» **PROBLEM STATEMENT**:
Transcribe all of the records precisely as they are presented.

*** DATASET EXCERPTS

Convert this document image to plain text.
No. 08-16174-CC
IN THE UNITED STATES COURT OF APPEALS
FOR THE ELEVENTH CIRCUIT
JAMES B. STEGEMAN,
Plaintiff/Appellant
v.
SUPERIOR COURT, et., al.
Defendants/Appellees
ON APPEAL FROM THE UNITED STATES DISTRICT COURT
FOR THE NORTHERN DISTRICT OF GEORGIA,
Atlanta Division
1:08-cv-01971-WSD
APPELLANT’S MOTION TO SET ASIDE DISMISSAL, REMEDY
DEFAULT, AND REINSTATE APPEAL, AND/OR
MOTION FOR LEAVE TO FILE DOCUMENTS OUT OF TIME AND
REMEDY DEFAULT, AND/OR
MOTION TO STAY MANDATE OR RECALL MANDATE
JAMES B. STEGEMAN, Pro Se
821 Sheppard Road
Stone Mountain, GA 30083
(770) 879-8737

******

» **RESULT**:
Convert this document image to plain text.
No. 08-16174-CC
IN THE UNITED STATES COURT OF APPEALS
FOR THE ELEVENTH CIRCUIT
JAMES B. STEGEMAN,
Plaintiff/Appellant
v.
SUPERIOR COURT, et., al.
Defendants/Appellees
ON APPEAL FROM THE UNITED STATES DISTRICT COURT
FOR THE NORTHERN DISTRICT OF GEORGIA,
Atlanta Division
1:08-cv-01971-WSD
APPELLANT’S MOTION TO SET ASIDE DISMISSAL, REMEDY
DEFAULT, AND REINSTATE APPEAL, AND/OR
MOTION FOR LEAVE TO FILE DOCUMENTS OUT OF TIME AND
REMEDY DEFAULT, AND/OR
MOTION TO STAY MANDATE OR RECALL MANDATE
JAMES B. STEGEMAN, Pro Se
821 Sheppard Road
Stone Mountain, GA 30083
(770) 879-8737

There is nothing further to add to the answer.